*GIVEN TASK:* Using the data below, repeat all of it precisely.

*DATA ROWS:*
━━━━━━

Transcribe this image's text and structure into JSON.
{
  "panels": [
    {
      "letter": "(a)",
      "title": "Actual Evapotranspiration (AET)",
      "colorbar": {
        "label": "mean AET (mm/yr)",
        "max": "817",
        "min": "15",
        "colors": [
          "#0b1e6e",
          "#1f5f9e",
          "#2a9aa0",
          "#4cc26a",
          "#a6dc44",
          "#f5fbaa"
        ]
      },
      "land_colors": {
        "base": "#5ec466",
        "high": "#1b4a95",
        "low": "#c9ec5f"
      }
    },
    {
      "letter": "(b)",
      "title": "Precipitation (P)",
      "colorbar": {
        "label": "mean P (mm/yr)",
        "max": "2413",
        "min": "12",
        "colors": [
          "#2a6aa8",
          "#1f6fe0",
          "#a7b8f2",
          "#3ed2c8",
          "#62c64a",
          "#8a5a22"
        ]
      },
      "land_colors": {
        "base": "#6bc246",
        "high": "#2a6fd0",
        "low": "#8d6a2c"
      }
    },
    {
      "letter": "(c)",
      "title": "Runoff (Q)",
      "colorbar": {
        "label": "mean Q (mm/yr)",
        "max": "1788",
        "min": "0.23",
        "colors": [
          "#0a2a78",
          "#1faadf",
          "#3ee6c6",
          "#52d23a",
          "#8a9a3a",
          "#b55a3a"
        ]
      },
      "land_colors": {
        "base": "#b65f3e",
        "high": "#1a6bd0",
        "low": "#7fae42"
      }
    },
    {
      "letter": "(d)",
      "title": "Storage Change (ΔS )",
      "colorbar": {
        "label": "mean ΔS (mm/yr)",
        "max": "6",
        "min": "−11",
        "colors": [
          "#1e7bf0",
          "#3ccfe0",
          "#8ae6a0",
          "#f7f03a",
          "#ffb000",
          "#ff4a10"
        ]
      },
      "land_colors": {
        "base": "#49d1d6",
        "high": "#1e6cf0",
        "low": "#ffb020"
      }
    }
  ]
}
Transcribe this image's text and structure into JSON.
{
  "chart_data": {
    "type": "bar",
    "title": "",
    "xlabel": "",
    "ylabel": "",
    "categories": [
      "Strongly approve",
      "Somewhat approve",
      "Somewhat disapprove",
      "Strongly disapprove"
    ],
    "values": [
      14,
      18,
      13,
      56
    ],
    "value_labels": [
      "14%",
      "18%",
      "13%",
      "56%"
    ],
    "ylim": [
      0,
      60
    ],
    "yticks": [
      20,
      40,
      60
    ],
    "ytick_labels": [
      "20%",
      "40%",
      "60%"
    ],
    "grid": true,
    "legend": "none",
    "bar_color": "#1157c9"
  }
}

━━━━━━

*ANSWER BELOW:*
Transcribe this image's text and structure into JSON.
{
  "panels": [
    {
      "letter": "(a)",
      "title": "Actual Evapotranspiration (AET)",
      "colorbar": {
        "label": "mean AET (mm/yr)",
        "max": "817",
        "min": "15",
        "colors": [
          "#0b1e6e",
          "#1f5f9e",
          "#2a9aa0",
          "#4cc26a",
          "#a6dc44",
          "#f5fbaa"
        ]
      },
      "land_colors": {
        "base": "#5ec466",
        "high": "#1b4a95",
        "low": "#c9ec5f"
      }
    },
    {
      "letter": "(b)",
      "title": "Precipitation (P)",
      "colorbar": {
        "label": "mean P (mm/yr)",
        "max": "2413",
        "min": "12",
        "colors": [
          "#2a6aa8",
          "#1f6fe0",
          "#a7b8f2",
          "#3ed2c8",
          "#62c64a",
          "#8a5a22"
        ]
      },
      "land_colors": {
        "base": "#6bc246",
        "high": "#2a6fd0",
        "low": "#8d6a2c"
      }
    },
    {
      "letter": "(c)",
      "title": "Runoff (Q)",
      "colorbar": {
        "label": "mean Q (mm/yr)",
        "max": "1788",
        "min": "0.23",
        "colors": [
          "#0a2a78",
          "#1faadf",
          "#3ee6c6",
          "#52d23a",
          "#8a9a3a",
          "#b55a3a"
        ]
      },
      "land_colors": {
        "base": "#b65f3e",
        "high": "#1a6bd0",
        "low": "#7fae42"
      }
    },
    {
      "letter": "(d)",
      "title": "Storage Change (ΔS )",
      "colorbar": {
        "label": "mean ΔS (mm/yr)",
        "max": "6",
        "min": "−11",
        "colors": [
          "#1e7bf0",
          "#3ccfe0",
          "#8ae6a0",
          "#f7f03a",
          "#ffb000",
          "#ff4a10"
        ]
      },
      "land_colors": {
        "base": "#49d1d6",
        "high": "#1e6cf0",
        "low": "#ffb020"
      }
    }
  ]
}
Transcribe this image's text and structure into JSON.
{
  "chart_data": {
    "type": "bar",
    "title": "",
    "xlabel": "",
    "ylabel": "",
    "categories": [
      "Strongly approve",
      "Somewhat approve",
      "Somewhat disapprove",
      "Strongly disapprove"
    ],
    "values": [
      14,
      18,
      13,
      56
    ],
    "value_labels": [
      "14%",
      "18%",
      "13%",
      "56%"
    ],
    "ylim": [
      0,
      60
    ],
    "yticks": [
      20,
      40,
      60
    ],
    "ytick_labels": [
      "20%",
      "40%",
      "60%"
    ],
    "grid": true,
    "legend": "none",
    "bar_color": "#1157c9"
  }
}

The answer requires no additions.